[Records excerpted from a collection]
^^^^^^^^
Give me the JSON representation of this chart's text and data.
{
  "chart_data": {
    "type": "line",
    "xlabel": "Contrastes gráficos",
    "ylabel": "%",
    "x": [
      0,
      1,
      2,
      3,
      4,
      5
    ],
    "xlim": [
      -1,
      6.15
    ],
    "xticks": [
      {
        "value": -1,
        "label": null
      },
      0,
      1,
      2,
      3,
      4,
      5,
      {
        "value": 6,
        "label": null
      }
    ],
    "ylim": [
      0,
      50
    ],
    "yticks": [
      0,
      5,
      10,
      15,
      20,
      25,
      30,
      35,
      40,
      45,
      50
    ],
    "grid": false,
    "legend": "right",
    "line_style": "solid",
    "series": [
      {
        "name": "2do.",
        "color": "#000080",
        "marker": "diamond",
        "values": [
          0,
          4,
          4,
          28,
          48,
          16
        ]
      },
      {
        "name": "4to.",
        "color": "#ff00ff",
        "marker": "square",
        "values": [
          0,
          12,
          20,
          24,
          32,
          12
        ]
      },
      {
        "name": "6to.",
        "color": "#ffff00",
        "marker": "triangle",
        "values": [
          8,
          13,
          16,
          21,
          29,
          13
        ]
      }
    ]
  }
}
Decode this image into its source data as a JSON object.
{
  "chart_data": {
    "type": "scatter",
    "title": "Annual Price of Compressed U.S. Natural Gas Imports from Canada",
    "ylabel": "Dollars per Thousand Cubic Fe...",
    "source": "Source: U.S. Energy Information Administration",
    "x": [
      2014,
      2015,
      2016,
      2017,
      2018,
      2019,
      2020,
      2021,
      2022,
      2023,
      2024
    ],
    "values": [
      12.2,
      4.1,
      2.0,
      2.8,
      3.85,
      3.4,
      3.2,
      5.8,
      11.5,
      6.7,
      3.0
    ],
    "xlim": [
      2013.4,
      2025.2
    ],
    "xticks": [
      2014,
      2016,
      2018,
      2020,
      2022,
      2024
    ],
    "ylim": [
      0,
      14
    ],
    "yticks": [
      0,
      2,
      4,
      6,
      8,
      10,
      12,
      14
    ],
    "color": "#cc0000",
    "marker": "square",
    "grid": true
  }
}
^^^^^^^^
* **Exercise objective**
Give back, exactly as written, the lines from the one with "Decode this image" to the last line.

* **Answer to this problem**
Decode this image into its source data as a JSON object.
{
  "chart_data": {
    "type": "scatter",
    "title": "Annual Price of Compressed U.S. Natural Gas Imports from Canada",
    "ylabel": "Dollars per Thousand Cubic Fe...",
    "source": "Source: U.S. Energy Information Administration",
    "x": [
      2014,
      2015,
      2016,
      2017,
      2018,
      2019,
      2020,
      2021,
      2022,
      2023,
      2024
    ],
    "values": [
      12.2,
      4.1,
      2.0,
      2.8,
      3.85,
      3.4,
      3.2,
      5.8,
      11.5,
      6.7,
      3.0
    ],
    "xlim": [
      2013.4,
      2025.2
    ],
    "xticks": [
      2014,
      2016,
      2018,
      2020,
      2022,
      2024
    ],
    "ylim": [
      0,
      14
    ],
    "yticks": [
      0,
      2,
      4,
      6,
      8,
      10,
      12,
      14
    ],
    "color": "#cc0000",
    "marker": "square",
    "grid": true
  }
}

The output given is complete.